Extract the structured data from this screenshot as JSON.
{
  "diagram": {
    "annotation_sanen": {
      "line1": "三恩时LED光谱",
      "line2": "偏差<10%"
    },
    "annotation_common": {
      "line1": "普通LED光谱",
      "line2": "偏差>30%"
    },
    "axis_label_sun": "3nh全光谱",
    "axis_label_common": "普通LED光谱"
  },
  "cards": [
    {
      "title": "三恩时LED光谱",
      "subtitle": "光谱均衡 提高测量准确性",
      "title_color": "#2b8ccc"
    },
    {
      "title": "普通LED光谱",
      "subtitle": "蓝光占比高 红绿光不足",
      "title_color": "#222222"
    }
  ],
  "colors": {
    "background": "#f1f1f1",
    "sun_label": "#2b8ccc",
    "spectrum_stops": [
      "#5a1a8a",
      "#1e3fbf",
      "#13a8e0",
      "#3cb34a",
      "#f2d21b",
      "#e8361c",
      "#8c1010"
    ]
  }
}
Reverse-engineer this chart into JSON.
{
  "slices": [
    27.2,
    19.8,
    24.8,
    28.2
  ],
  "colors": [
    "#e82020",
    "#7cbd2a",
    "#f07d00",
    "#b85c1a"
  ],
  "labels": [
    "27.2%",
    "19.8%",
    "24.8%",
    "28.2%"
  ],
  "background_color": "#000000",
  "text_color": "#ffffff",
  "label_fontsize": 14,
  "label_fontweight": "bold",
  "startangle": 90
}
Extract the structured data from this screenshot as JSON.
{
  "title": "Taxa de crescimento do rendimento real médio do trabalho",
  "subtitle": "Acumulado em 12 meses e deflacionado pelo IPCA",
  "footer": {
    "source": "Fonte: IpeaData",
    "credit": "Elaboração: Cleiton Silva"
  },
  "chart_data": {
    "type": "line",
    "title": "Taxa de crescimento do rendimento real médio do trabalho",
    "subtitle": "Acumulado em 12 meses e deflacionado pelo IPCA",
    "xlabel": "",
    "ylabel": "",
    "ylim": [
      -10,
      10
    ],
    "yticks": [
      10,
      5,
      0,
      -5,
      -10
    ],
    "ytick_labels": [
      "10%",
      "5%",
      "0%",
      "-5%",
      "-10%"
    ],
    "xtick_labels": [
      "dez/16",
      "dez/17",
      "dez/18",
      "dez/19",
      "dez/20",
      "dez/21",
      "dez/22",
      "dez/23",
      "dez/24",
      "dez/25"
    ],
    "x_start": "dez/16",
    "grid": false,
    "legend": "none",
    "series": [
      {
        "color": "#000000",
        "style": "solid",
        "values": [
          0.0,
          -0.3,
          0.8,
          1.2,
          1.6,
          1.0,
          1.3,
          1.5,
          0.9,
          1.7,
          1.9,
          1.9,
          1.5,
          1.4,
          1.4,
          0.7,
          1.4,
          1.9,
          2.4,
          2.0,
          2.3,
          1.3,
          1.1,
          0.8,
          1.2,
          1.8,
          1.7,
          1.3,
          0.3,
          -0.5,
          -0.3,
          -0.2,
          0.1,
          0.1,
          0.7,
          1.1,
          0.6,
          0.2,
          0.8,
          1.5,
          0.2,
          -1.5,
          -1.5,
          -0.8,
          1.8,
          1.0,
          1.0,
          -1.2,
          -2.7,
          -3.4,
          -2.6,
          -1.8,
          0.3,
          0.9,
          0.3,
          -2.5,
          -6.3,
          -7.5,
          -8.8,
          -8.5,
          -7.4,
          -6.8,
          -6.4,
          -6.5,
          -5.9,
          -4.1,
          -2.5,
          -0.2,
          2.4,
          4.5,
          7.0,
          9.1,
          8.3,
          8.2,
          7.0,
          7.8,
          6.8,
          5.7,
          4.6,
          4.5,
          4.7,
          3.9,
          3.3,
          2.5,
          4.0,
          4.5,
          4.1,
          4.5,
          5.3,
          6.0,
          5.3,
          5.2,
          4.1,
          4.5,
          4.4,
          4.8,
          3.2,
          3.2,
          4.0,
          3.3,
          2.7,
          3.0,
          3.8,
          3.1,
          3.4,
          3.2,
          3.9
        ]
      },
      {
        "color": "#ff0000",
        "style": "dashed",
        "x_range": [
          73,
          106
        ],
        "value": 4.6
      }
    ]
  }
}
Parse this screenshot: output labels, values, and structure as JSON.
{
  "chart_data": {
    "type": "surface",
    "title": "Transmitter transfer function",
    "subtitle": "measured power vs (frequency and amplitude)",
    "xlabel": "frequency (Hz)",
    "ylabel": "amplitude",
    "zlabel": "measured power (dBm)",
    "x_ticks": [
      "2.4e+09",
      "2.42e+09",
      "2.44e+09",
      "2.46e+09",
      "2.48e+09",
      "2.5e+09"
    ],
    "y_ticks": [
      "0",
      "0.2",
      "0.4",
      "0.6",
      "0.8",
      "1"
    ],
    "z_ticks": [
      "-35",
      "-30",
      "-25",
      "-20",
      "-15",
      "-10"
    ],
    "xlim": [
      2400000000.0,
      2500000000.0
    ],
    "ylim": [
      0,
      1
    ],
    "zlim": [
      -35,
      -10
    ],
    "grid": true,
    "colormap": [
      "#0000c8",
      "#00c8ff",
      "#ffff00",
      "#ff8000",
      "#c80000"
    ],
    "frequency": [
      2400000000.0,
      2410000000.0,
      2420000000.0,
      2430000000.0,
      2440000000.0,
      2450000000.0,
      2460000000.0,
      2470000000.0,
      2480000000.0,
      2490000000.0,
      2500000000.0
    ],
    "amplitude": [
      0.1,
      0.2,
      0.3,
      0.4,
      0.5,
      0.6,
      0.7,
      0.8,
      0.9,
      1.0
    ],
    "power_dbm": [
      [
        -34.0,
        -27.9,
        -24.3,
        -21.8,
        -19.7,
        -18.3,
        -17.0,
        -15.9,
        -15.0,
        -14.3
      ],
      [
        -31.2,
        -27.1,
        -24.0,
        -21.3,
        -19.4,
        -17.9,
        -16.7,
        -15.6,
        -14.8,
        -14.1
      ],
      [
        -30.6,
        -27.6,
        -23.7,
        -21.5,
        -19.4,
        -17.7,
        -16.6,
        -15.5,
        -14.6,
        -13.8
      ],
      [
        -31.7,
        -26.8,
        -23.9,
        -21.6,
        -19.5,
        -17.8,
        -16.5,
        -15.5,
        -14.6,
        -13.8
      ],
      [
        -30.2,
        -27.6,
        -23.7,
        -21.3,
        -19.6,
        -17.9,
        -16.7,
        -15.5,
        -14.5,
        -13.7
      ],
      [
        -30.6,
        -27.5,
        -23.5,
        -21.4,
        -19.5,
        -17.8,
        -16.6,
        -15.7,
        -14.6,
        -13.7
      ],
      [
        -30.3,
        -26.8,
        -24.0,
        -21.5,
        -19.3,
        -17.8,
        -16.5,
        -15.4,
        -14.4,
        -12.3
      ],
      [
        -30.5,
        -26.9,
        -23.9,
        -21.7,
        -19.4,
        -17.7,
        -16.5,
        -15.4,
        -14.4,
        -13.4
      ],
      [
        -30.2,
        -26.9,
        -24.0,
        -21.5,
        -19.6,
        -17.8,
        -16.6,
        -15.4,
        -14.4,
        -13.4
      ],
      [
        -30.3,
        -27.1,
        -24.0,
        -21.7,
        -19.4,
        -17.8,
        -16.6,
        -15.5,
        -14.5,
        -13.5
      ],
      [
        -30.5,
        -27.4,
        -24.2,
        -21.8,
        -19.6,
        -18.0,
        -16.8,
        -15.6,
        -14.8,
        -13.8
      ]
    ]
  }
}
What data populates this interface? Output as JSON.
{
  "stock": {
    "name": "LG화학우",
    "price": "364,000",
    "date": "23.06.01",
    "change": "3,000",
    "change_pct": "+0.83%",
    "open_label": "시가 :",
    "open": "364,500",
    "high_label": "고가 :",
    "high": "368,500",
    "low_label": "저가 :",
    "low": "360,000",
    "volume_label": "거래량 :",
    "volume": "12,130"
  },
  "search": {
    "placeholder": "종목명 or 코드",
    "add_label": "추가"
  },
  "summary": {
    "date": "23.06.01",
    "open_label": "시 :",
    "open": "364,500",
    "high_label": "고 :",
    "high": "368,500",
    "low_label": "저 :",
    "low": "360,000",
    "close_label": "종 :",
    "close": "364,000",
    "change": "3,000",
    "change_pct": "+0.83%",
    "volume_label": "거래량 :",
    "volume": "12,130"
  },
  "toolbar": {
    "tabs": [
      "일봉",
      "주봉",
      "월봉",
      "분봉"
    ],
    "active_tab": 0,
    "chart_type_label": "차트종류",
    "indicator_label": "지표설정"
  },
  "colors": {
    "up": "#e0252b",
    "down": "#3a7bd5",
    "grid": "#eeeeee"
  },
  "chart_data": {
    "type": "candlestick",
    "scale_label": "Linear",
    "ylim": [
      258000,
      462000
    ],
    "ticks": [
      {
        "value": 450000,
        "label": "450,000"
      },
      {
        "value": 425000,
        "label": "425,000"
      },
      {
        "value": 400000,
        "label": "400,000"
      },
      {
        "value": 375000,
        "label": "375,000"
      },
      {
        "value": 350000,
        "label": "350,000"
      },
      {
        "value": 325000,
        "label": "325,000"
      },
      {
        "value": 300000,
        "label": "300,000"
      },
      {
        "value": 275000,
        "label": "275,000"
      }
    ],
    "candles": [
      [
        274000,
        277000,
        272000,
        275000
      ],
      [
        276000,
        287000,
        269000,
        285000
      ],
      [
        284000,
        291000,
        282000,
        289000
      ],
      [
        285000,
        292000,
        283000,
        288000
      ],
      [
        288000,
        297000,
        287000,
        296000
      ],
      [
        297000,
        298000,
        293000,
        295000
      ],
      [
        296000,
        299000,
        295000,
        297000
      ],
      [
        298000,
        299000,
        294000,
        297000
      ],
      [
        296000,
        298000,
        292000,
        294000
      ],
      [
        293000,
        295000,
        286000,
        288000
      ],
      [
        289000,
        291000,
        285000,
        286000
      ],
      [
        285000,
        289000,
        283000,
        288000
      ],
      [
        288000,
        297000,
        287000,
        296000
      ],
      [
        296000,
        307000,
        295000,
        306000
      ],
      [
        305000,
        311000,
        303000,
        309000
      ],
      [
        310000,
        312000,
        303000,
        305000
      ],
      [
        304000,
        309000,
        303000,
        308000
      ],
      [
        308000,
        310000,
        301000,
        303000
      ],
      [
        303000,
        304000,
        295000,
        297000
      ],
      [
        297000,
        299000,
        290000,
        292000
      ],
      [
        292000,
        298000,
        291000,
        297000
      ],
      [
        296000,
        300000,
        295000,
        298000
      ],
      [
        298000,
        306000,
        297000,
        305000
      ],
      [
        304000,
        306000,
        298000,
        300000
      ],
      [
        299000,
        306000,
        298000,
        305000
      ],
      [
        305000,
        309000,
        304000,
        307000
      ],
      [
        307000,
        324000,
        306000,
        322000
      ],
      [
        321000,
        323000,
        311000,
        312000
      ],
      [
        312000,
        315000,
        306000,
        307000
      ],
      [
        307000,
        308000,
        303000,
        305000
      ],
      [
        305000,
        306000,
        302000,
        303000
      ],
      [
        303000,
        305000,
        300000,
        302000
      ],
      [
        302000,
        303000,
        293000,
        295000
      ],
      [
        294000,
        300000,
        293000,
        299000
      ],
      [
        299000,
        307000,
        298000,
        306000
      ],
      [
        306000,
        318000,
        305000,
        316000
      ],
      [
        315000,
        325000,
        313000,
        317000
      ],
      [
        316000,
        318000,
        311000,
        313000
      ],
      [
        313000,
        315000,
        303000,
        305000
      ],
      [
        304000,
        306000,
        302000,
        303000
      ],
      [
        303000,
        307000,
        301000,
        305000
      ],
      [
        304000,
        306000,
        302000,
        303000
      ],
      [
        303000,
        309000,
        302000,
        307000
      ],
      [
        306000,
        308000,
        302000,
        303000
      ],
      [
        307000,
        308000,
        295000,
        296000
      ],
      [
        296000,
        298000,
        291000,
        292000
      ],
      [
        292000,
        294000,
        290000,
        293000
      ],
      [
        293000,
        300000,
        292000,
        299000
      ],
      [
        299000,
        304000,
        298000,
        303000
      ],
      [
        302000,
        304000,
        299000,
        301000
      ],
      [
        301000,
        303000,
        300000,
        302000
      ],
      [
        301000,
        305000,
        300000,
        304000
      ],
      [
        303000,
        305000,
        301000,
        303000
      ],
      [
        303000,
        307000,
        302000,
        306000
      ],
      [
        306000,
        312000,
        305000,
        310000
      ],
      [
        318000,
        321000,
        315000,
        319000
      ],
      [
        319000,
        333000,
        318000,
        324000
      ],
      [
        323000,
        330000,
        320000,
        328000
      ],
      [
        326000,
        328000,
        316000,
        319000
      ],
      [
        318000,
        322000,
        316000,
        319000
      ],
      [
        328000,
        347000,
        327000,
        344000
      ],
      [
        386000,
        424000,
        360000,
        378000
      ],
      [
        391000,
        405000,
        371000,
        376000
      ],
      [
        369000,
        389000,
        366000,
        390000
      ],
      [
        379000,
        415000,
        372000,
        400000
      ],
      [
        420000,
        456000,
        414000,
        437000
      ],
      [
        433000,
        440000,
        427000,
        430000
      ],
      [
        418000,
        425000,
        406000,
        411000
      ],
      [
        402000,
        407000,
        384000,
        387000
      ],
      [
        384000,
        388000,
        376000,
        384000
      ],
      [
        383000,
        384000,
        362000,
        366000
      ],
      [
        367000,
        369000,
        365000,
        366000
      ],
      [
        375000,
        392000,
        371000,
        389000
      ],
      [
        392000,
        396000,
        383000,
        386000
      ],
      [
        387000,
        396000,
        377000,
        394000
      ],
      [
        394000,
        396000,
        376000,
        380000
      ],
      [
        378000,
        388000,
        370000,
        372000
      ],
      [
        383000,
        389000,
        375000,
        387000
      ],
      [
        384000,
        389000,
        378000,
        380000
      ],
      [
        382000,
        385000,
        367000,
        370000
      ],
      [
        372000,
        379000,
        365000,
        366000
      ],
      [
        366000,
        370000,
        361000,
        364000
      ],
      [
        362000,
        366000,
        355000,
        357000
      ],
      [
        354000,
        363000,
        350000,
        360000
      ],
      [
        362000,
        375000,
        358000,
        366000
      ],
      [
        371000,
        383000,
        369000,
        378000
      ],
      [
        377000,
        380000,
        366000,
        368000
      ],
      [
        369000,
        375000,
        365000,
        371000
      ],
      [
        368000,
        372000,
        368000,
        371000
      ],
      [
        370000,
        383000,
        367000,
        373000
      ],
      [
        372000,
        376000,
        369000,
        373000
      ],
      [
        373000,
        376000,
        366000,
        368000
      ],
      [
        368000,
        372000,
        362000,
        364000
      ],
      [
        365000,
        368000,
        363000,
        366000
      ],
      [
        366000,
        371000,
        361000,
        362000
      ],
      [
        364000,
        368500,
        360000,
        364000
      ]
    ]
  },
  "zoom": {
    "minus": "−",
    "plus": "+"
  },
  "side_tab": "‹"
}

OBJECTIVE:
Show each line holding the word "IPCA".

RESULT:
  "subtitle": "Acumulado em 12 meses e deflacionado pelo IPCA",
    "subtitle": "Acumulado em 12 meses e deflacionado pelo IPCA",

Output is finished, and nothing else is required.